→ Description of the task: Each entry must be given again exactly; images do not belong in the copy.
— Start of Material shown —
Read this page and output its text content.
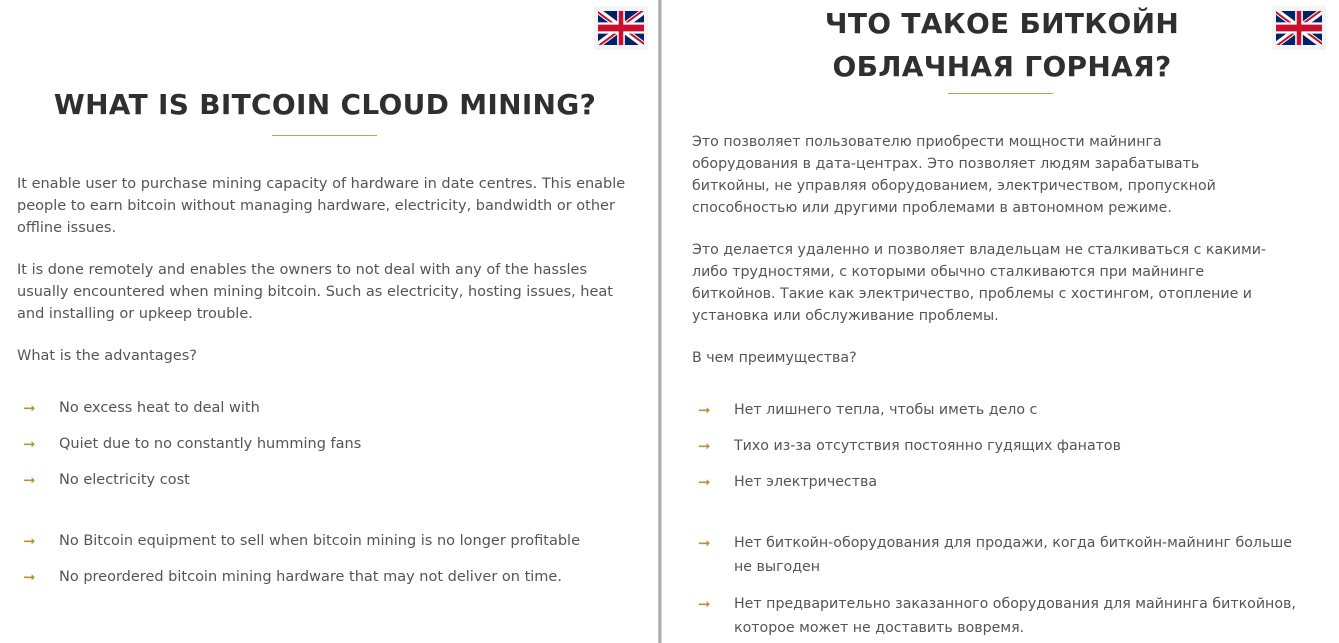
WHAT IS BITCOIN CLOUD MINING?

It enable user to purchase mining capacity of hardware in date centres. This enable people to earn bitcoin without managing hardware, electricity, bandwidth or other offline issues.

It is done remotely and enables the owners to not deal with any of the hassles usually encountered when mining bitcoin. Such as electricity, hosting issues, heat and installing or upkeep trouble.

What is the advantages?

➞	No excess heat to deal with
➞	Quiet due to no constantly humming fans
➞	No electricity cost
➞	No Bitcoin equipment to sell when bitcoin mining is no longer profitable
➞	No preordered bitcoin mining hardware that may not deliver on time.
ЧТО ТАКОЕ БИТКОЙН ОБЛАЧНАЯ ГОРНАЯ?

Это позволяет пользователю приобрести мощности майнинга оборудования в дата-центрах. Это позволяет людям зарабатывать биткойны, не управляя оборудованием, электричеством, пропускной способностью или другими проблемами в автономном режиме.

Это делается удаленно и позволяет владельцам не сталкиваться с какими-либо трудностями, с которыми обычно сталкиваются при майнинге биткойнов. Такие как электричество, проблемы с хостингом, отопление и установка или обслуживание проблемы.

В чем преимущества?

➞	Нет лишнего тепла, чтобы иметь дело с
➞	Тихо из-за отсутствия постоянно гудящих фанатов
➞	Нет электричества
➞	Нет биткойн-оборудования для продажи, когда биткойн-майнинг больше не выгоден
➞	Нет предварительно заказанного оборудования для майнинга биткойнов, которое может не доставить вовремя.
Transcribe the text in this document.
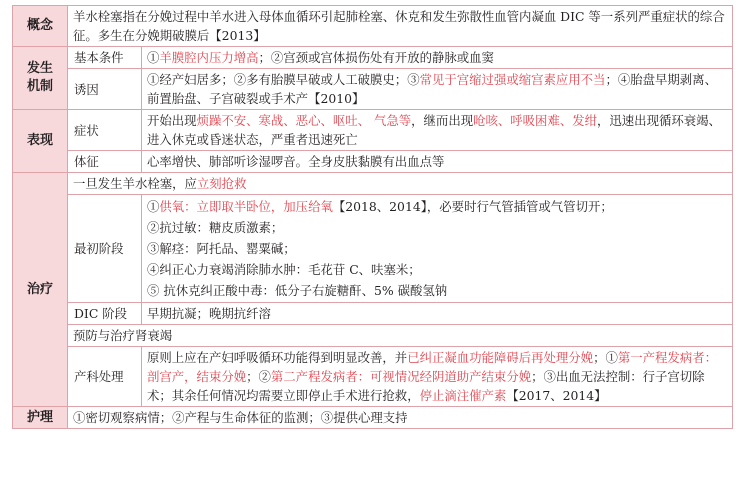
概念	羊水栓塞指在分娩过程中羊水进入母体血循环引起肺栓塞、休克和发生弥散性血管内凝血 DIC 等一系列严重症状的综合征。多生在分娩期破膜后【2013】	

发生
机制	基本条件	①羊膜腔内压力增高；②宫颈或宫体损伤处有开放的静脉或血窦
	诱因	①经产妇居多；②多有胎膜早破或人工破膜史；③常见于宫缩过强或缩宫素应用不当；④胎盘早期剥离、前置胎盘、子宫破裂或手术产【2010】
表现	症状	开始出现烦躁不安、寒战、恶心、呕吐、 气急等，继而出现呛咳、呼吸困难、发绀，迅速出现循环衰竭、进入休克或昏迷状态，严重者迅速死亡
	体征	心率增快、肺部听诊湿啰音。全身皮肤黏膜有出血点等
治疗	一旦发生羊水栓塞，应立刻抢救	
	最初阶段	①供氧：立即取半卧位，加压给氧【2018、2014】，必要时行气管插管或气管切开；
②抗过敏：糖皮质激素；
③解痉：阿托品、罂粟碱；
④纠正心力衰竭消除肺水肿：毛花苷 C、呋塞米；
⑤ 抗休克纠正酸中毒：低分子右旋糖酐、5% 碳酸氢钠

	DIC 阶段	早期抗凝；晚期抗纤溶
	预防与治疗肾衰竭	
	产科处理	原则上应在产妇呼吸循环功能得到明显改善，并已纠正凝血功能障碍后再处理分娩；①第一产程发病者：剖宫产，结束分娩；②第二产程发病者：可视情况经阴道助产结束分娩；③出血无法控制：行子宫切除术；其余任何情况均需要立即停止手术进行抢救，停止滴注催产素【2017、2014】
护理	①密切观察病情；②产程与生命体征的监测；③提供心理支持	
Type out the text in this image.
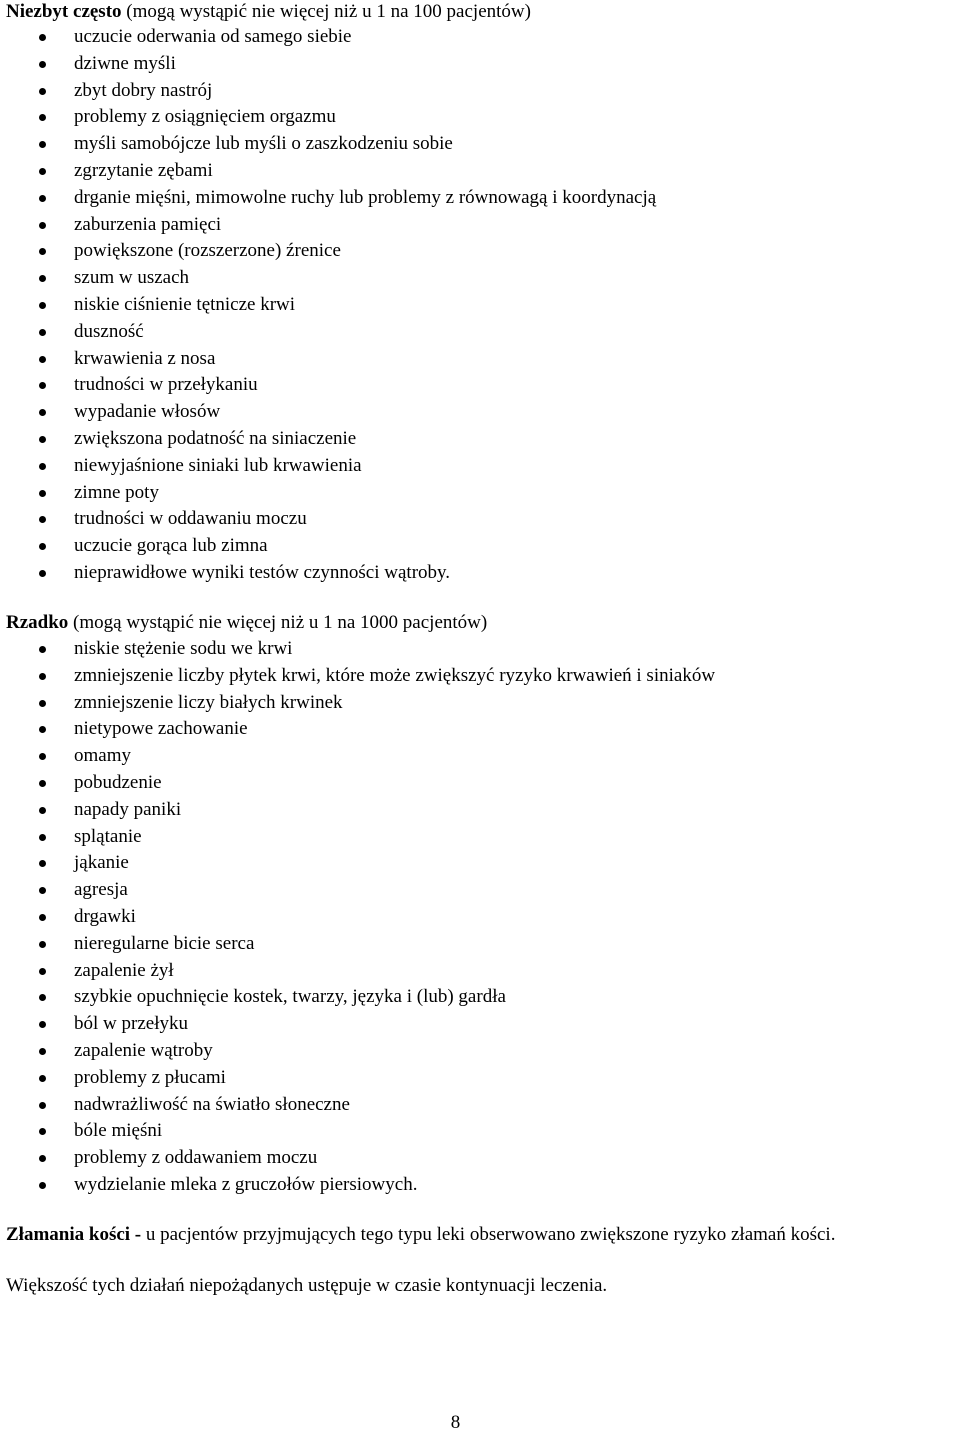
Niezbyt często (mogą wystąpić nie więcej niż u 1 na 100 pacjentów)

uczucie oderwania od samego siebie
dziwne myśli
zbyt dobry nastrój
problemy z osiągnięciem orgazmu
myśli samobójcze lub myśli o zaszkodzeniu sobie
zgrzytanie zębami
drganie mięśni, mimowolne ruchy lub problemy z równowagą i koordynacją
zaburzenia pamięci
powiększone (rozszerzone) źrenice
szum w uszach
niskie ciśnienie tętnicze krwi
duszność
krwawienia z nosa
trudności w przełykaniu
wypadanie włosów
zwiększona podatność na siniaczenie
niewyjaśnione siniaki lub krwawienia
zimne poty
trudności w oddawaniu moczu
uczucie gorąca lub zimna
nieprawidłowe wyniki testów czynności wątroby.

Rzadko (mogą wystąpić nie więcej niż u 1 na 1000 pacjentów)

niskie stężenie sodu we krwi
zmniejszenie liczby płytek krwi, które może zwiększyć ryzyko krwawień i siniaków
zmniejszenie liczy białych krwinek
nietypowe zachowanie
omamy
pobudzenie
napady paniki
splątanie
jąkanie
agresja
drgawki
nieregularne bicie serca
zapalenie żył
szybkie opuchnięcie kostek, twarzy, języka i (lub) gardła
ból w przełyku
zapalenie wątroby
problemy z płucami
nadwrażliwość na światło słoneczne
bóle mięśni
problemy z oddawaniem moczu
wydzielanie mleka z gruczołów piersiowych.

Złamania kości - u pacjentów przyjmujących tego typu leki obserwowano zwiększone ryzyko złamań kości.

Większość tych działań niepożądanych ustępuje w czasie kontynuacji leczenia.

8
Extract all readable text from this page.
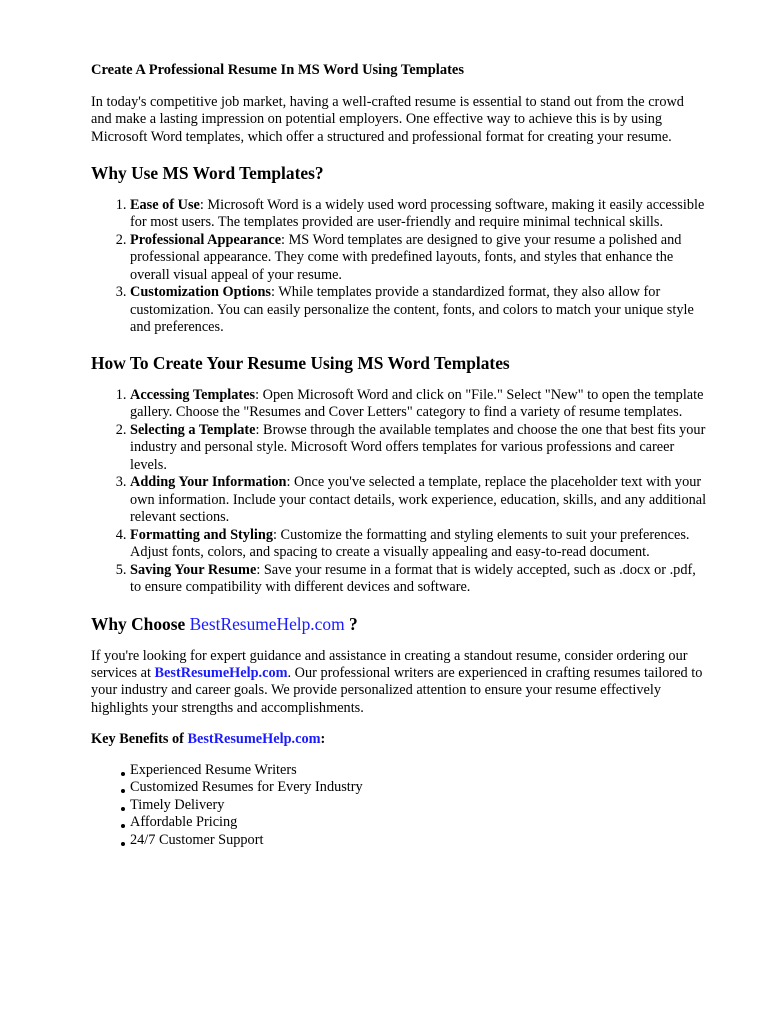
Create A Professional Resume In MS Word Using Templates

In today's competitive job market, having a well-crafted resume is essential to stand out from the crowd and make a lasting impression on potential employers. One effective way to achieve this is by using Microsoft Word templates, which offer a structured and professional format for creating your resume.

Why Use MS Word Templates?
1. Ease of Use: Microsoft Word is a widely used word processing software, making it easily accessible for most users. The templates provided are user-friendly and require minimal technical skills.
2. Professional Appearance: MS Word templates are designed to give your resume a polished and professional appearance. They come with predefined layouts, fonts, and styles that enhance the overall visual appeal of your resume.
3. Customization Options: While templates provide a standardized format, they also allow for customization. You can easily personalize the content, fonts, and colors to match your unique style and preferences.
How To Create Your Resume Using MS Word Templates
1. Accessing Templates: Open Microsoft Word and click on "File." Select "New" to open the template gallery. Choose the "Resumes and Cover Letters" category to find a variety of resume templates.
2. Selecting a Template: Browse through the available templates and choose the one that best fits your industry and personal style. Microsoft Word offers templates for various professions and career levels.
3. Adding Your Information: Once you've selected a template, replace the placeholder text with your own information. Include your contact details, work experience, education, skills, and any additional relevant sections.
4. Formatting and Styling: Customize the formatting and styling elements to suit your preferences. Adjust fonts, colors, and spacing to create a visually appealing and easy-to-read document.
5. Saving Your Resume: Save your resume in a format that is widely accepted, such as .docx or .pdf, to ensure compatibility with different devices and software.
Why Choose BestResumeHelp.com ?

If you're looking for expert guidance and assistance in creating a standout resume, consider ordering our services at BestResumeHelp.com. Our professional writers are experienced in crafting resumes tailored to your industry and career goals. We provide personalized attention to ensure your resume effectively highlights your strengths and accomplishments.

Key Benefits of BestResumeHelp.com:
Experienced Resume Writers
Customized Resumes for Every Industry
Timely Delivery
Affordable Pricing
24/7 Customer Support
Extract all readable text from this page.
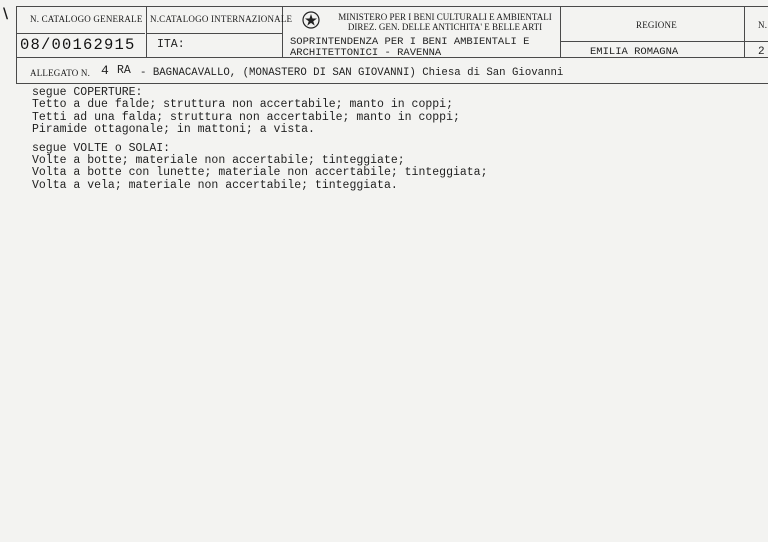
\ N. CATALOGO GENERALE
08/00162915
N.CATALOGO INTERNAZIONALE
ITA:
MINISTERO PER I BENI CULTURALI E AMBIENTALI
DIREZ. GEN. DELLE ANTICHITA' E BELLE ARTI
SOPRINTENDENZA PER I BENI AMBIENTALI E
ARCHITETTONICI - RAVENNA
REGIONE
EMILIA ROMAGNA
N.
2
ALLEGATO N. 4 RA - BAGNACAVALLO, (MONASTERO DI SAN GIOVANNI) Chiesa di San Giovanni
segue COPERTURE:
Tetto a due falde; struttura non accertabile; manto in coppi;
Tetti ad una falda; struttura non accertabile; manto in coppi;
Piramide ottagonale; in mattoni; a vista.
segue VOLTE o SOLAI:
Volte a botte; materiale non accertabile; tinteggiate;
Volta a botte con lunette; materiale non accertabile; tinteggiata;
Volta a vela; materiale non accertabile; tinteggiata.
— End of Material shown —
→ Response:
Read this page and output its text content.
WHAT IS BITCOIN CLOUD MINING?

It enable user to purchase mining capacity of hardware in date centres. This enable people to earn bitcoin without managing hardware, electricity, bandwidth or other offline issues.

It is done remotely and enables the owners to not deal with any of the hassles usually encountered when mining bitcoin. Such as electricity, hosting issues, heat and installing or upkeep trouble.

What is the advantages?

➞	No excess heat to deal with
➞	Quiet due to no constantly humming fans
➞	No electricity cost
➞	No Bitcoin equipment to sell when bitcoin mining is no longer profitable
➞	No preordered bitcoin mining hardware that may not deliver on time.
ЧТО ТАКОЕ БИТКОЙН ОБЛАЧНАЯ ГОРНАЯ?

Это позволяет пользователю приобрести мощности майнинга оборудования в дата-центрах. Это позволяет людям зарабатывать биткойны, не управляя оборудованием, электричеством, пропускной способностью или другими проблемами в автономном режиме.

Это делается удаленно и позволяет владельцам не сталкиваться с какими-либо трудностями, с которыми обычно сталкиваются при майнинге биткойнов. Такие как электричество, проблемы с хостингом, отопление и установка или обслуживание проблемы.

В чем преимущества?

➞	Нет лишнего тепла, чтобы иметь дело с
➞	Тихо из-за отсутствия постоянно гудящих фанатов
➞	Нет электричества
➞	Нет биткойн-оборудования для продажи, когда биткойн-майнинг больше не выгоден
➞	Нет предварительно заказанного оборудования для майнинга биткойнов, которое может не доставить вовремя.
Transcribe the text in this document.
概念	羊水栓塞指在分娩过程中羊水进入母体血循环引起肺栓塞、休克和发生弥散性血管内凝血 DIC 等一系列严重症状的综合征。多生在分娩期破膜后【2013】	

发生
机制	基本条件	①羊膜腔内压力增高；②宫颈或宫体损伤处有开放的静脉或血窦
	诱因	①经产妇居多；②多有胎膜早破或人工破膜史；③常见于宫缩过强或缩宫素应用不当；④胎盘早期剥离、前置胎盘、子宫破裂或手术产【2010】
表现	症状	开始出现烦躁不安、寒战、恶心、呕吐、 气急等，继而出现呛咳、呼吸困难、发绀，迅速出现循环衰竭、进入休克或昏迷状态，严重者迅速死亡
	体征	心率增快、肺部听诊湿啰音。全身皮肤黏膜有出血点等
治疗	一旦发生羊水栓塞，应立刻抢救	
	最初阶段	①供氧：立即取半卧位，加压给氧【2018、2014】，必要时行气管插管或气管切开；
②抗过敏：糖皮质激素；
③解痉：阿托品、罂粟碱；
④纠正心力衰竭消除肺水肿：毛花苷 C、呋塞米；
⑤ 抗休克纠正酸中毒：低分子右旋糖酐、5% 碳酸氢钠

	DIC 阶段	早期抗凝；晚期抗纤溶
	预防与治疗肾衰竭	
	产科处理	原则上应在产妇呼吸循环功能得到明显改善，并已纠正凝血功能障碍后再处理分娩；①第一产程发病者：剖宫产，结束分娩；②第二产程发病者：可视情况经阴道助产结束分娩；③出血无法控制：行子宫切除术；其余任何情况均需要立即停止手术进行抢救，停止滴注催产素【2017、2014】
护理	①密切观察病情；②产程与生命体征的监测；③提供心理支持	
Type out the text in this image.
Niezbyt często (mogą wystąpić nie więcej niż u 1 na 100 pacjentów)

uczucie oderwania od samego siebie
dziwne myśli
zbyt dobry nastrój
problemy z osiągnięciem orgazmu
myśli samobójcze lub myśli o zaszkodzeniu sobie
zgrzytanie zębami
drganie mięśni, mimowolne ruchy lub problemy z równowagą i koordynacją
zaburzenia pamięci
powiększone (rozszerzone) źrenice
szum w uszach
niskie ciśnienie tętnicze krwi
duszność
krwawienia z nosa
trudności w przełykaniu
wypadanie włosów
zwiększona podatność na siniaczenie
niewyjaśnione siniaki lub krwawienia
zimne poty
trudności w oddawaniu moczu
uczucie gorąca lub zimna
nieprawidłowe wyniki testów czynności wątroby.

Rzadko (mogą wystąpić nie więcej niż u 1 na 1000 pacjentów)

niskie stężenie sodu we krwi
zmniejszenie liczby płytek krwi, które może zwiększyć ryzyko krwawień i siniaków
zmniejszenie liczy białych krwinek
nietypowe zachowanie
omamy
pobudzenie
napady paniki
splątanie
jąkanie
agresja
drgawki
nieregularne bicie serca
zapalenie żył
szybkie opuchnięcie kostek, twarzy, języka i (lub) gardła
ból w przełyku
zapalenie wątroby
problemy z płucami
nadwrażliwość na światło słoneczne
bóle mięśni
problemy z oddawaniem moczu
wydzielanie mleka z gruczołów piersiowych.

Złamania kości - u pacjentów przyjmujących tego typu leki obserwowano zwiększone ryzyko złamań kości.

Większość tych działań niepożądanych ustępuje w czasie kontynuacji leczenia.

8
Extract all readable text from this page.
Create A Professional Resume In MS Word Using Templates

In today's competitive job market, having a well-crafted resume is essential to stand out from the crowd and make a lasting impression on potential employers. One effective way to achieve this is by using Microsoft Word templates, which offer a structured and professional format for creating your resume.

Why Use MS Word Templates?
1. Ease of Use: Microsoft Word is a widely used word processing software, making it easily accessible for most users. The templates provided are user-friendly and require minimal technical skills.
2. Professional Appearance: MS Word templates are designed to give your resume a polished and professional appearance. They come with predefined layouts, fonts, and styles that enhance the overall visual appeal of your resume.
3. Customization Options: While templates provide a standardized format, they also allow for customization. You can easily personalize the content, fonts, and colors to match your unique style and preferences.
How To Create Your Resume Using MS Word Templates
1. Accessing Templates: Open Microsoft Word and click on "File." Select "New" to open the template gallery. Choose the "Resumes and Cover Letters" category to find a variety of resume templates.
2. Selecting a Template: Browse through the available templates and choose the one that best fits your industry and personal style. Microsoft Word offers templates for various professions and career levels.
3. Adding Your Information: Once you've selected a template, replace the placeholder text with your own information. Include your contact details, work experience, education, skills, and any additional relevant sections.
4. Formatting and Styling: Customize the formatting and styling elements to suit your preferences. Adjust fonts, colors, and spacing to create a visually appealing and easy-to-read document.
5. Saving Your Resume: Save your resume in a format that is widely accepted, such as .docx or .pdf, to ensure compatibility with different devices and software.
Why Choose BestResumeHelp.com ?

If you're looking for expert guidance and assistance in creating a standout resume, consider ordering our services at BestResumeHelp.com. Our professional writers are experienced in crafting resumes tailored to your industry and career goals. We provide personalized attention to ensure your resume effectively highlights your strengths and accomplishments.

Key Benefits of BestResumeHelp.com:
Experienced Resume Writers
Customized Resumes for Every Industry
Timely Delivery
Affordable Pricing
24/7 Customer Support
Extract all readable text from this page.
\ N. CATALOGO GENERALE
08/00162915
N.CATALOGO INTERNAZIONALE
ITA:
MINISTERO PER I BENI CULTURALI E AMBIENTALI
DIREZ. GEN. DELLE ANTICHITA' E BELLE ARTI
SOPRINTENDENZA PER I BENI AMBIENTALI E
ARCHITETTONICI - RAVENNA
REGIONE
EMILIA ROMAGNA
N.
2
ALLEGATO N. 4 RA - BAGNACAVALLO, (MONASTERO DI SAN GIOVANNI) Chiesa di San Giovanni
segue COPERTURE:
Tetto a due falde; struttura non accertabile; manto in coppi;
Tetti ad una falda; struttura non accertabile; manto in coppi;
Piramide ottagonale; in mattoni; a vista.
segue VOLTE o SOLAI:
Volte a botte; materiale non accertabile; tinteggiate;
Volta a botte con lunette; materiale non accertabile; tinteggiata;
Volta a vela; materiale non accertabile; tinteggiata.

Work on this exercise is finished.